Challenge. Retype exactly the lines from the line with "Output the text content of this document." to the end of the data, keeping both boundary lines.

Provided records.
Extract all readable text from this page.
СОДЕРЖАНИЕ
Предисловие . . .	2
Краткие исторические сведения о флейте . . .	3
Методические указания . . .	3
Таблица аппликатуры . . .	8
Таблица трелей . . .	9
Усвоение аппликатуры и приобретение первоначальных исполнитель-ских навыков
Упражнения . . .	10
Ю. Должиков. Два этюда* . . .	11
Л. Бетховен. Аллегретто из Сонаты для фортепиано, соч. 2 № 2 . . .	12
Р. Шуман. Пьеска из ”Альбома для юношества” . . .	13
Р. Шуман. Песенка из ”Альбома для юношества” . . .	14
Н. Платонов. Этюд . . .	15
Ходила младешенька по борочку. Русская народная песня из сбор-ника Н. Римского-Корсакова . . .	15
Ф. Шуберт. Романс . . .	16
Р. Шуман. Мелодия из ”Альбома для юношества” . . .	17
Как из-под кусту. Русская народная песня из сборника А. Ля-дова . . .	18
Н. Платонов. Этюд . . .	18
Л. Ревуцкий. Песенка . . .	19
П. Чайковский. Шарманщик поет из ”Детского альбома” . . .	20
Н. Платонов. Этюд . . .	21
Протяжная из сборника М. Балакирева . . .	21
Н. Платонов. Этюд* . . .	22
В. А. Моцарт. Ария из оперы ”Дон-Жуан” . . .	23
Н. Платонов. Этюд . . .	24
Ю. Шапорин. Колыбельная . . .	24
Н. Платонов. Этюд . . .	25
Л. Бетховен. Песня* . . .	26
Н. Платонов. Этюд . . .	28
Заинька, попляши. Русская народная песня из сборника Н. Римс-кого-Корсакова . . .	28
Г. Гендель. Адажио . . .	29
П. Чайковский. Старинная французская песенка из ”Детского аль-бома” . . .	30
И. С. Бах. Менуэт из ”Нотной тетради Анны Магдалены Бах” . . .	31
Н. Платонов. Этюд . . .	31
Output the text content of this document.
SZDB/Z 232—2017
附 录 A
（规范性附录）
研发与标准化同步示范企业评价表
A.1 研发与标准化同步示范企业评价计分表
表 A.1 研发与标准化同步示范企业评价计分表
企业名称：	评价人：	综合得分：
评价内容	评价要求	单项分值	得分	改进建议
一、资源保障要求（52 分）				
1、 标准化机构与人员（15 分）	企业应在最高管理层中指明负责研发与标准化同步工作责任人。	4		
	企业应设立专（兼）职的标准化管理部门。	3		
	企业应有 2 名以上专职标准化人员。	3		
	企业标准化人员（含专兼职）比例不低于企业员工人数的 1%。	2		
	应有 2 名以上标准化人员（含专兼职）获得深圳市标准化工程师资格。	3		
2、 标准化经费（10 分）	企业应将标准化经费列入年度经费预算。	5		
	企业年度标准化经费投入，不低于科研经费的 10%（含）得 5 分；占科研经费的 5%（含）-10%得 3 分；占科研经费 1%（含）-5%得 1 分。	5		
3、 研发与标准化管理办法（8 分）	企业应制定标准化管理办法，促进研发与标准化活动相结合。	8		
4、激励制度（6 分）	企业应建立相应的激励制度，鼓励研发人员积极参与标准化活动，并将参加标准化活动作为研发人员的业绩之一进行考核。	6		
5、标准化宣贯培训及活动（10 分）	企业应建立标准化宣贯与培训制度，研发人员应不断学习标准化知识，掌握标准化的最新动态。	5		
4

Task solution.
Output the text content of this document.
SZDB/Z 232—2017
附 录 A
（规范性附录）
研发与标准化同步示范企业评价表
A.1 研发与标准化同步示范企业评价计分表
表 A.1 研发与标准化同步示范企业评价计分表
企业名称：	评价人：	综合得分：
评价内容	评价要求	单项分值	得分	改进建议
一、资源保障要求（52 分）				
1、 标准化机构与人员（15 分）	企业应在最高管理层中指明负责研发与标准化同步工作责任人。	4		
	企业应设立专（兼）职的标准化管理部门。	3		
	企业应有 2 名以上专职标准化人员。	3		
	企业标准化人员（含专兼职）比例不低于企业员工人数的 1%。	2		
	应有 2 名以上标准化人员（含专兼职）获得深圳市标准化工程师资格。	3		
2、 标准化经费（10 分）	企业应将标准化经费列入年度经费预算。	5		
	企业年度标准化经费投入，不低于科研经费的 10%（含）得 5 分；占科研经费的 5%（含）-10%得 3 分；占科研经费 1%（含）-5%得 1 分。	5		
3、 研发与标准化管理办法（8 分）	企业应制定标准化管理办法，促进研发与标准化活动相结合。	8		
4、激励制度（6 分）	企业应建立相应的激励制度，鼓励研发人员积极参与标准化活动，并将参加标准化活动作为研发人员的业绩之一进行考核。	6		
5、标准化宣贯培训及活动（10 分）	企业应建立标准化宣贯与培训制度，研发人员应不断学习标准化知识，掌握标准化的最新动态。	5		
4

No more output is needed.